** begin Excerpted records **
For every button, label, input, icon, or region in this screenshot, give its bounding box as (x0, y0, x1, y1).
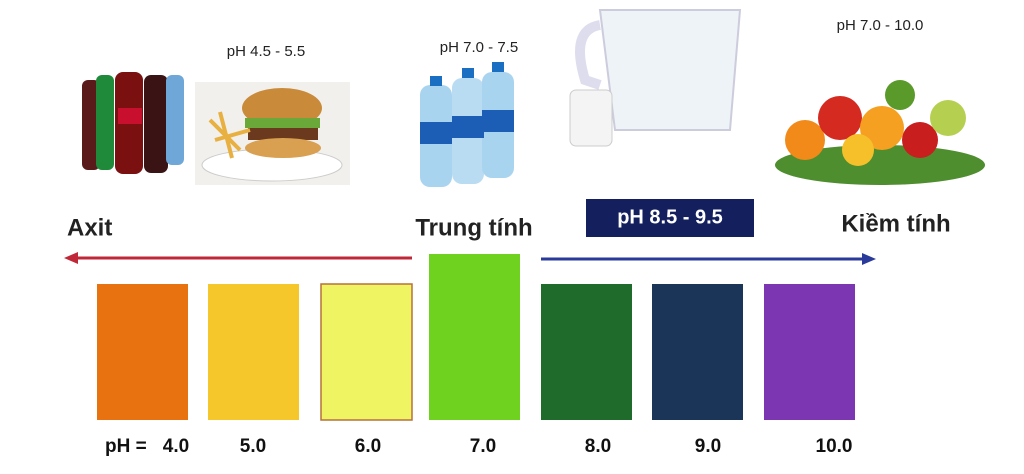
ph-box (320, 283, 413, 421)
alkaline-label: Kiềm tính (841, 210, 950, 237)
ph-scale: 4.0 5.0 6.0 7.0 8.0 9.0 10.0 (97, 254, 855, 457)
ph-value: 10.0 (816, 436, 853, 457)
fruits (775, 80, 985, 185)
ph-value: 6.0 (355, 436, 381, 457)
ph-value: 4.0 (163, 436, 189, 457)
neutral-label: Trung tính (415, 214, 532, 241)
highlight-label: pH 8.5 - 9.5 (617, 206, 723, 228)
acid-label: Axit (67, 214, 112, 241)
water-pitcher (569, 9, 742, 147)
ph-box (652, 284, 743, 420)
ph-box (764, 284, 855, 420)
acid-arrow-head (64, 252, 78, 264)
food-label: pH 4.5 - 5.5 (227, 43, 305, 60)
soda-bottles (82, 72, 184, 174)
alkaline-arrow-head (862, 253, 876, 265)
ph-box (541, 284, 632, 420)
ph-value: 9.0 (695, 436, 721, 457)
burger-fries (195, 82, 350, 185)
food-label: pH 7.0 - 10.0 (837, 17, 924, 34)
ph-prefix: pH = (105, 436, 147, 457)
water-bottles (420, 62, 514, 187)
ph-value: 5.0 (240, 436, 266, 457)
food-label: pH 7.0 - 7.5 (440, 39, 518, 56)
ph-box (208, 284, 299, 420)
ph-value: 7.0 (470, 436, 496, 457)
highlight-box (586, 199, 754, 237)
ph-box (97, 284, 188, 420)
ph-value: 8.0 (585, 436, 611, 457)
ph-box (429, 254, 520, 420)
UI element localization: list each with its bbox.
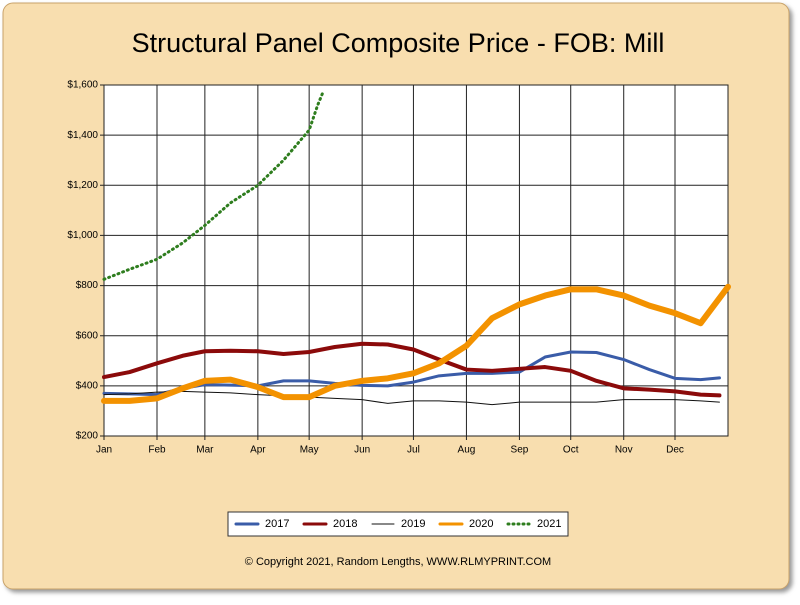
plot-border: [103, 84, 729, 437]
y-tick-label: $1,200: [67, 180, 98, 191]
x-tick-label: Dec: [666, 445, 684, 456]
x-tick-label: Aug: [458, 445, 476, 456]
y-tick-label: $1,600: [67, 80, 98, 91]
x-tick-label: Jun: [354, 445, 370, 456]
legend-box: [227, 511, 569, 537]
x-tick-label: May: [300, 445, 319, 456]
legend-label: 2020: [469, 518, 493, 530]
y-tick-label: $1,400: [67, 130, 98, 141]
legend-label: 2017: [265, 518, 289, 530]
series-line: [102, 350, 721, 397]
y-tick-label: $200: [76, 431, 99, 442]
series-line: [102, 91, 325, 281]
y-tick-label: $400: [76, 380, 99, 391]
source-note: © Copyright 2021, Random Lengths, WWW.RL…: [245, 556, 551, 568]
y-tick-label: $800: [76, 280, 99, 291]
chart-title: Structural Panel Composite Price - FOB: …: [132, 28, 665, 58]
series-line: [102, 341, 722, 398]
x-tick-label: Jul: [407, 445, 420, 456]
x-tick-label: Apr: [250, 445, 266, 456]
x-tick-label: Oct: [563, 445, 579, 456]
x-tick-label: Nov: [615, 445, 633, 456]
x-tick-label: Jan: [96, 445, 112, 456]
y-tick-label: $1,000: [67, 230, 98, 241]
legend-label: 2019: [401, 518, 425, 530]
x-tick-label: Feb: [148, 445, 166, 456]
legend-label: 2021: [537, 518, 561, 530]
series-line: [101, 283, 731, 404]
x-tick-label: Sep: [511, 445, 529, 456]
x-tick-label: Mar: [196, 445, 214, 456]
series-line: [103, 390, 720, 406]
y-tick-label: $600: [76, 330, 99, 341]
legend-label: 2018: [333, 518, 357, 530]
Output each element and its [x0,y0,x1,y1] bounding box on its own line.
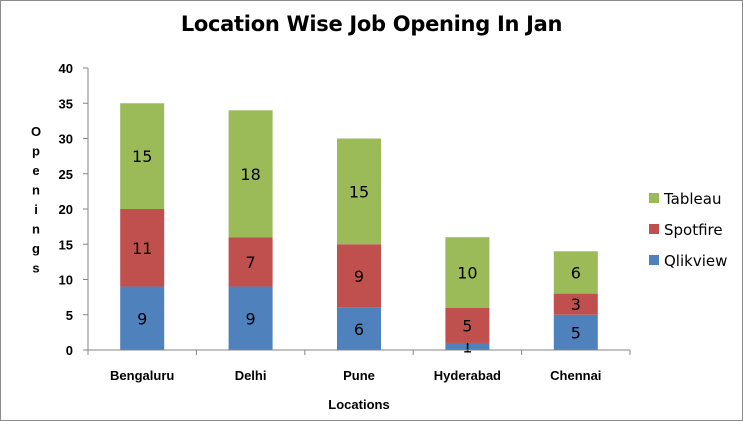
y-tick-label: 20 [59,202,73,217]
bar-qlikview-hyderabad [445,342,490,350]
bar-spotfire-delhi [228,237,273,287]
bar-qlikview-bengaluru [120,286,165,350]
x-tick-label: Pune [343,368,375,383]
data-label-qlikview-bengaluru: 9 [137,309,147,328]
x-tick-label: Hyderabad [434,368,501,383]
bar-qlikview-chennai [553,314,598,350]
bar-tableau-chennai [553,251,598,294]
bar-tableau-bengaluru [120,103,165,209]
y-tick-label: 5 [66,308,73,323]
data-label-spotfire-chennai: 3 [571,295,581,314]
data-label-qlikview-delhi: 9 [246,309,256,328]
bar-tableau-hyderabad [445,237,490,308]
y-tick-label: 0 [66,343,73,358]
data-label-qlikview-chennai: 5 [571,323,581,342]
bar-spotfire-bengaluru [120,209,165,287]
y-tick-label: 35 [59,96,73,111]
y-tick-label: 40 [59,61,73,76]
legend-label-qlikview: Qlikview [664,252,727,270]
chart-title: Location Wise Job Opening In Jan [180,12,563,36]
x-axis-title: Locations [328,397,389,412]
legend-label-spotfire: Spotfire [664,221,723,239]
data-label-qlikview-pune: 6 [354,320,364,339]
data-label-qlikview-hyderabad: 1 [462,337,472,356]
legend-swatch-tableau [649,193,659,203]
bar-spotfire-hyderabad [445,307,490,343]
y-tick-label: 30 [59,132,73,147]
data-label-tableau-bengaluru: 15 [132,147,152,166]
data-label-spotfire-bengaluru: 11 [132,239,152,258]
bar-qlikview-pune [337,307,381,350]
legend-swatch-qlikview [649,255,659,265]
bar-tableau-delhi [228,110,273,238]
x-tick-label: Chennai [550,368,601,383]
y-tick-label: 25 [59,167,73,182]
legend: Tableau Spotfire Qlikview [649,190,727,270]
data-label-tableau-pune: 15 [349,182,369,201]
legend-swatch-spotfire [649,224,659,234]
data-label-tableau-hyderabad: 10 [457,263,477,282]
x-tick-label: Delhi [235,368,267,383]
data-label-spotfire-hyderabad: 5 [462,316,472,335]
axes-layer: Bengaluru Delhi Pune Hyderabad Chennai051015… [31,61,631,412]
y-tick-label: 15 [59,237,73,252]
bar-qlikview-delhi [228,286,273,350]
data-label-spotfire-delhi: 7 [246,253,256,272]
x-tick-label: Bengaluru [110,368,174,383]
y-tick-label: 10 [59,273,73,288]
data-label-spotfire-pune: 9 [354,267,364,286]
bar-tableau-pune [337,138,381,245]
bar-spotfire-pune [337,244,381,308]
data-label-tableau-chennai: 6 [571,263,581,282]
legend-label-tableau: Tableau [663,190,722,208]
data-label-tableau-delhi: 18 [240,165,260,184]
bar-spotfire-chennai [553,293,598,315]
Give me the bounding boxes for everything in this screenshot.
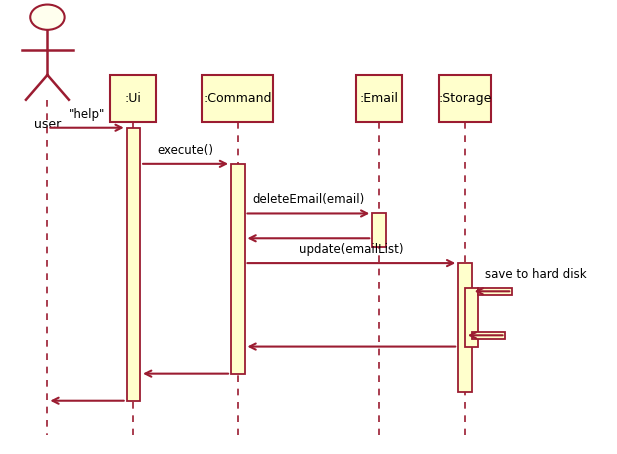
Bar <box>356 75 402 122</box>
Bar <box>372 213 386 247</box>
Text: user: user <box>34 118 61 131</box>
Text: :Email: :Email <box>360 92 399 105</box>
Bar <box>110 75 157 122</box>
Bar <box>202 75 273 122</box>
Bar <box>458 263 471 392</box>
Text: "help": "help" <box>69 108 106 120</box>
Text: save to hard disk: save to hard disk <box>485 268 587 281</box>
Bar <box>471 332 505 339</box>
Text: deleteEmail(email): deleteEmail(email) <box>252 193 365 206</box>
Text: execute(): execute() <box>157 143 213 157</box>
Bar <box>465 288 478 346</box>
Bar <box>126 128 140 401</box>
Bar <box>231 164 244 374</box>
Circle shape <box>30 5 65 30</box>
Bar <box>478 288 512 295</box>
Text: :Ui: :Ui <box>125 92 142 105</box>
Text: :Storage: :Storage <box>438 92 492 105</box>
Text: update(emailList): update(emailList) <box>299 243 404 256</box>
Bar <box>439 75 491 122</box>
Text: :Command: :Command <box>204 92 272 105</box>
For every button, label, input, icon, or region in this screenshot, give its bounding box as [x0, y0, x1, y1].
** end Excerpted records **
* **Do this**
Reproduce the lines above exactly, starting with the line containing "plot-border: [103, 84, 729, 437]" and going on through the line containing "Output each element", both included.

* **Written reply**
plot-border: [103, 84, 729, 437]
y-tick-label: $1,200: [67, 180, 98, 191]
x-tick-label: Dec: [666, 445, 684, 456]
x-tick-label: Aug: [458, 445, 476, 456]
y-tick-label: $1,600: [67, 80, 98, 91]
x-tick-label: Jun: [354, 445, 370, 456]
legend-box: [227, 511, 569, 537]
x-tick-label: May: [300, 445, 319, 456]
legend-label: 2020: [469, 518, 493, 530]
y-tick-label: $1,400: [67, 130, 98, 141]
legend-label: 2017: [265, 518, 289, 530]
series-line: [102, 350, 721, 397]
y-tick-label: $200: [76, 431, 99, 442]
series-line: [102, 91, 325, 281]
y-tick-label: $400: [76, 380, 99, 391]
source-note: © Copyright 2021, Random Lengths, WWW.RL…: [245, 556, 551, 568]
y-tick-label: $800: [76, 280, 99, 291]
chart-title: Structural Panel Composite Price - FOB: …: [132, 28, 665, 58]
series-line: [102, 341, 722, 398]
x-tick-label: Jul: [407, 445, 420, 456]
x-tick-label: Apr: [250, 445, 266, 456]
x-tick-label: Oct: [563, 445, 579, 456]
x-tick-label: Nov: [615, 445, 633, 456]
x-tick-label: Jan: [96, 445, 112, 456]
y-tick-label: $1,000: [67, 230, 98, 241]
legend-label: 2019: [401, 518, 425, 530]
x-tick-label: Feb: [148, 445, 166, 456]
legend-label: 2021: [537, 518, 561, 530]
series-line: [101, 283, 731, 404]
x-tick-label: Sep: [511, 445, 529, 456]
x-tick-label: Mar: [196, 445, 214, 456]
series-line: [103, 390, 720, 406]
y-tick-label: $600: [76, 330, 99, 341]
legend-label: 2018: [333, 518, 357, 530]
Output each element and its [x0,y0,x1,y1] bounding box on its own line.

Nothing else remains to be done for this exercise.